### Requirement
Pick out every line of the entries below where "Last" occurs, and copy those lines.

═══ Given data ═══

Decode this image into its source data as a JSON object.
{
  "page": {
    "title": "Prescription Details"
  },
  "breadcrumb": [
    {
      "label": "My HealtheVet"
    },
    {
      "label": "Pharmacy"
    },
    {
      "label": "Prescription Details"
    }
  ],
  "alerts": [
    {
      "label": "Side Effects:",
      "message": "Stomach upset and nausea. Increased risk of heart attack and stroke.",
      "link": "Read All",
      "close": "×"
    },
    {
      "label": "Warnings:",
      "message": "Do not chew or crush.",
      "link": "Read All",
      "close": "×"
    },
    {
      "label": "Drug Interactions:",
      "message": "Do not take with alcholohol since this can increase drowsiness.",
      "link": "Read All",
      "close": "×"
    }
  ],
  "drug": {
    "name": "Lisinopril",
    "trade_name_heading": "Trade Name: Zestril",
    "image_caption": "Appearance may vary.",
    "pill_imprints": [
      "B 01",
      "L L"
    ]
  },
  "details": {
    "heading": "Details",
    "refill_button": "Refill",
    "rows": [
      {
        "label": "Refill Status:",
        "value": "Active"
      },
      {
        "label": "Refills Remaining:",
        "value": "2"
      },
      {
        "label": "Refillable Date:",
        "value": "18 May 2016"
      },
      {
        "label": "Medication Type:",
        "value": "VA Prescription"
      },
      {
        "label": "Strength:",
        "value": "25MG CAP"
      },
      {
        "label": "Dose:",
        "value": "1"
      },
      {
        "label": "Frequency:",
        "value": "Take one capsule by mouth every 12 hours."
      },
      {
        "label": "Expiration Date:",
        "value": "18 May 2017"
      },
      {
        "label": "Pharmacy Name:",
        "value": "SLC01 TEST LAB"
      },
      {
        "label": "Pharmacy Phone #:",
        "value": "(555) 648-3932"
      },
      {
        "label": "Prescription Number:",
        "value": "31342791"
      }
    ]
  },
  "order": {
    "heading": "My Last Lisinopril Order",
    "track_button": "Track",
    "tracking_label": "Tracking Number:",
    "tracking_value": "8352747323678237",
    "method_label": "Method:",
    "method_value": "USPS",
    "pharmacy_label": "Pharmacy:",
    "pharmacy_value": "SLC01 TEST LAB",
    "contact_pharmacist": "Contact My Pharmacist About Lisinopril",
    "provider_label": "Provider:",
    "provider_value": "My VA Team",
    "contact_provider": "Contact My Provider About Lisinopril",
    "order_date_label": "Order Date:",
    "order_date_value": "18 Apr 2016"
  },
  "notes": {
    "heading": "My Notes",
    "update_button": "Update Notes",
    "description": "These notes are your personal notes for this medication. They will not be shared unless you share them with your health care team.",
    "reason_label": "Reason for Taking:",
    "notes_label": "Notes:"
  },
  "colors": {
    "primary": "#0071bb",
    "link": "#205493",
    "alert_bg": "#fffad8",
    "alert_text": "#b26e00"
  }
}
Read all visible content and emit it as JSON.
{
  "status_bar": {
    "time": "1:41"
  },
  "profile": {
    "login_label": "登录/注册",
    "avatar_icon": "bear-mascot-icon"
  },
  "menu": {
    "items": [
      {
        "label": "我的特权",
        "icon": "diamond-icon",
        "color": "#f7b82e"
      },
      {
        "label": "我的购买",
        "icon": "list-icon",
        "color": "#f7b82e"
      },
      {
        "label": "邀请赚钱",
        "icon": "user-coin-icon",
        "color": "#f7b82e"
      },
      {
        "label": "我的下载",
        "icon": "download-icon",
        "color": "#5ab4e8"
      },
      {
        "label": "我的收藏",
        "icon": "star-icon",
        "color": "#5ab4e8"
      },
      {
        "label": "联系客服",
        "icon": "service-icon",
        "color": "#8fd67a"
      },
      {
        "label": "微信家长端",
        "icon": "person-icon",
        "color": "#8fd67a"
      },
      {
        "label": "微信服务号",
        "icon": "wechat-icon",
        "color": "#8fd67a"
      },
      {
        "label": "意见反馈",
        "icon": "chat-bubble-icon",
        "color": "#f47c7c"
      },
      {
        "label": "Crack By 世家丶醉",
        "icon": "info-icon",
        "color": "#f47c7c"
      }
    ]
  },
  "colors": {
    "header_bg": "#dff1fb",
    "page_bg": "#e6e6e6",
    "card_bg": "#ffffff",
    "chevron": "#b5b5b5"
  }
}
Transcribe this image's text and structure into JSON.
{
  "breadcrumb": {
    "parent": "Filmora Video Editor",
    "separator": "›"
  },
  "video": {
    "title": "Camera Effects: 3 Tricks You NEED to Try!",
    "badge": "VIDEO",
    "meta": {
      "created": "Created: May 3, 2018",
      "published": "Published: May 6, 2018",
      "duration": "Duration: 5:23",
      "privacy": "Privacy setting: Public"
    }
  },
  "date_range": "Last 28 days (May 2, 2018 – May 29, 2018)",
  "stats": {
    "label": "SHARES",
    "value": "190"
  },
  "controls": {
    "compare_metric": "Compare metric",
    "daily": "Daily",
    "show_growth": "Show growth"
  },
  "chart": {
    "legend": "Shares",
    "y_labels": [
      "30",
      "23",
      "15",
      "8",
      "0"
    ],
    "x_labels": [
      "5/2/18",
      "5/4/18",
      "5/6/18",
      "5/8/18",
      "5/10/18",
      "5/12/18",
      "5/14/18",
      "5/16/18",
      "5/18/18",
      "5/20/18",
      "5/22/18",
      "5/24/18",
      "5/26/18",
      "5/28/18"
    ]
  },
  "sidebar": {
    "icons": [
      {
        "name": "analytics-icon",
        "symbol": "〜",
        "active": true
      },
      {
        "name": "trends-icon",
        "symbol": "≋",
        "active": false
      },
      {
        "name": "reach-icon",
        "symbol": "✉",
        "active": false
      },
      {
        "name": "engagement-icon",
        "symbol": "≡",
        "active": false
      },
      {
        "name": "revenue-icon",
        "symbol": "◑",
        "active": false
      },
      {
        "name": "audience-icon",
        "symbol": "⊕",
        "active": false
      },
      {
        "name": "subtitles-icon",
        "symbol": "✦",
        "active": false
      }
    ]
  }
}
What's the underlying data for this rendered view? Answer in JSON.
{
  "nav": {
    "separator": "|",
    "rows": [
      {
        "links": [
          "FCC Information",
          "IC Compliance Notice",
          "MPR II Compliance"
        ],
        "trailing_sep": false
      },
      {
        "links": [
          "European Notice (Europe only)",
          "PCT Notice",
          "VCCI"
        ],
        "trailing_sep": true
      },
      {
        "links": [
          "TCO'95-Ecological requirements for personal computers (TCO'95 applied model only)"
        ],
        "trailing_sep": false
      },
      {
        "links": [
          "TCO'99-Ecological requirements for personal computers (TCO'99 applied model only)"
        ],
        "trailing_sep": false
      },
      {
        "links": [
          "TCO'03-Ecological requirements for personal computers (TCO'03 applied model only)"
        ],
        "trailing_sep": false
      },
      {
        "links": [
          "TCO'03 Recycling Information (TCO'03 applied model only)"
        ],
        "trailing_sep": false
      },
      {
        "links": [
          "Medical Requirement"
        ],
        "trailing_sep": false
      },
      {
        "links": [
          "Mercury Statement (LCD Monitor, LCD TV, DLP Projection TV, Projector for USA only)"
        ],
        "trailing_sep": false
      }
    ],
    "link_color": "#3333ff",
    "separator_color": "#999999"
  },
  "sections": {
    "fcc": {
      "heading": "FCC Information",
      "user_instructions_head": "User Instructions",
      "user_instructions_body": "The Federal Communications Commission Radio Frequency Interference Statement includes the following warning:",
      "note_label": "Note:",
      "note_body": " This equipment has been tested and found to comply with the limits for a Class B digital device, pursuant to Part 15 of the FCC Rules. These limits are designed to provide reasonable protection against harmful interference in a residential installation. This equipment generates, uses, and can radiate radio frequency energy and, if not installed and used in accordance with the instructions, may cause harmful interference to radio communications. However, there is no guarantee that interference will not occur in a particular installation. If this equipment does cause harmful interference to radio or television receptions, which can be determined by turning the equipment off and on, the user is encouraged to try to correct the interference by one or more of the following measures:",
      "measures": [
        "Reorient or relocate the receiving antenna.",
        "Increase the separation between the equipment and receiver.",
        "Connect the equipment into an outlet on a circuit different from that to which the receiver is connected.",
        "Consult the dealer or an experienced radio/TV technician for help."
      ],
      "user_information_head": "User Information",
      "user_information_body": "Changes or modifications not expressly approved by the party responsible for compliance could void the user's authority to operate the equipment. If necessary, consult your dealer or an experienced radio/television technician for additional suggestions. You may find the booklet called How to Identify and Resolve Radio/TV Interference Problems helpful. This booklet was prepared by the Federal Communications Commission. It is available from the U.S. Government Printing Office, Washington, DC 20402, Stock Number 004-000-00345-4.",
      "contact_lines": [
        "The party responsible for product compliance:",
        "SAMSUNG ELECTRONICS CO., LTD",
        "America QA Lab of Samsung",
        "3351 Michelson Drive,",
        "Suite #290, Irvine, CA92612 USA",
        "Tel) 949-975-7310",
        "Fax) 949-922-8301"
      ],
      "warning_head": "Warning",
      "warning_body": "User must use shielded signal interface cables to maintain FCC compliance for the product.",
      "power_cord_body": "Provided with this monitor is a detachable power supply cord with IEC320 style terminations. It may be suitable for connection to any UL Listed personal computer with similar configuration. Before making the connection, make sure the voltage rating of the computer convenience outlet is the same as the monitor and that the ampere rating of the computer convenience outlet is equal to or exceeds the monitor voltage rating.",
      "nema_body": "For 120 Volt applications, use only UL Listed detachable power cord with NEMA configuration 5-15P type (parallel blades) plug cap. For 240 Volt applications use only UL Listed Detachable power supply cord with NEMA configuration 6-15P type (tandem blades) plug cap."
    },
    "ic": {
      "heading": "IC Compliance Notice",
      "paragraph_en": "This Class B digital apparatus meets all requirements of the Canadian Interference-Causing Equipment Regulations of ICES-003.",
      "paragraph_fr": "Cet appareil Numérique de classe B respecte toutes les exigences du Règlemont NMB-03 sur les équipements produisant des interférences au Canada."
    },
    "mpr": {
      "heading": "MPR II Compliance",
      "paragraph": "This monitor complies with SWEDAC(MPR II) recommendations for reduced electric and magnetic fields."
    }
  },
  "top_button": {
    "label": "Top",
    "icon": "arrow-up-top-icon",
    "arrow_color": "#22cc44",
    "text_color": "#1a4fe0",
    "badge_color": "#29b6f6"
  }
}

═══

### Answer to this exercise
    "heading": "My Last Lisinopril Order",
  "date_range": "Last 28 days (May 2, 2018 – May 29, 2018)",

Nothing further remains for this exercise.